**What you have to do**
Set down each line of the material that follows, exactly, with no pictures.
### Input for this task ###
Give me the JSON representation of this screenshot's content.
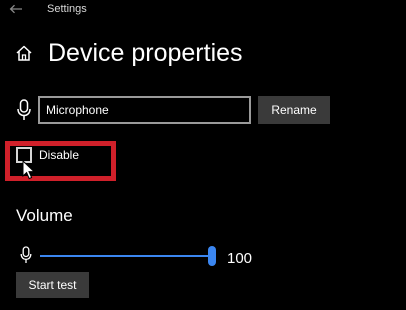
{
  "window": {
    "title": "Settings",
    "back_icon": "back-arrow-icon"
  },
  "header": {
    "icon": "home-icon",
    "title": "Device properties"
  },
  "device_name": {
    "icon": "microphone-icon",
    "value": "Microphone",
    "rename_label": "Rename"
  },
  "disable": {
    "label": "Disable",
    "checked": false,
    "highlight_color": "#d0202a"
  },
  "volume": {
    "heading": "Volume",
    "icon": "microphone-icon",
    "level": 100,
    "max": 100,
    "value_text": "100",
    "accent_color": "#3b86f0"
  },
  "test": {
    "start_label": "Start test"
  }
}
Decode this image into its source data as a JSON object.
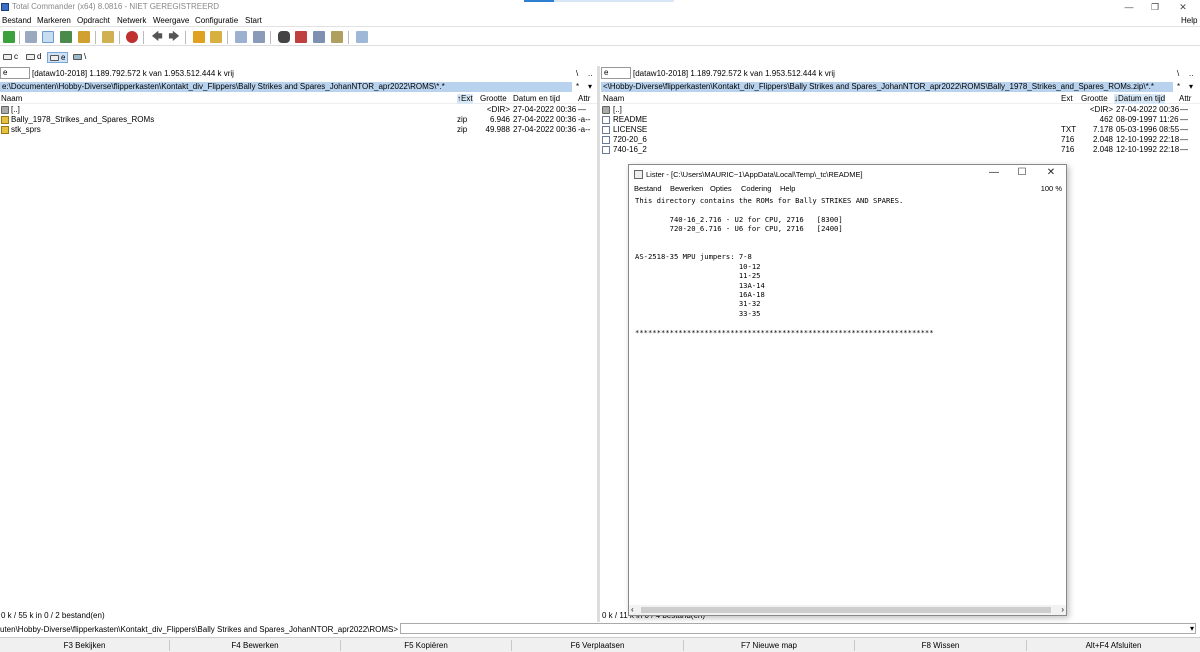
###
**Exercise result**
Give me the JSON representation of this screenshot's content.
{
  "window": {
    "title": "Settings",
    "back_icon": "back-arrow-icon"
  },
  "header": {
    "icon": "home-icon",
    "title": "Device properties"
  },
  "device_name": {
    "icon": "microphone-icon",
    "value": "Microphone",
    "rename_label": "Rename"
  },
  "disable": {
    "label": "Disable",
    "checked": false,
    "highlight_color": "#d0202a"
  },
  "volume": {
    "heading": "Volume",
    "icon": "microphone-icon",
    "level": 100,
    "max": 100,
    "value_text": "100",
    "accent_color": "#3b86f0"
  },
  "test": {
    "start_label": "Start test"
  }
}
Decode this image into its source data as a JSON object.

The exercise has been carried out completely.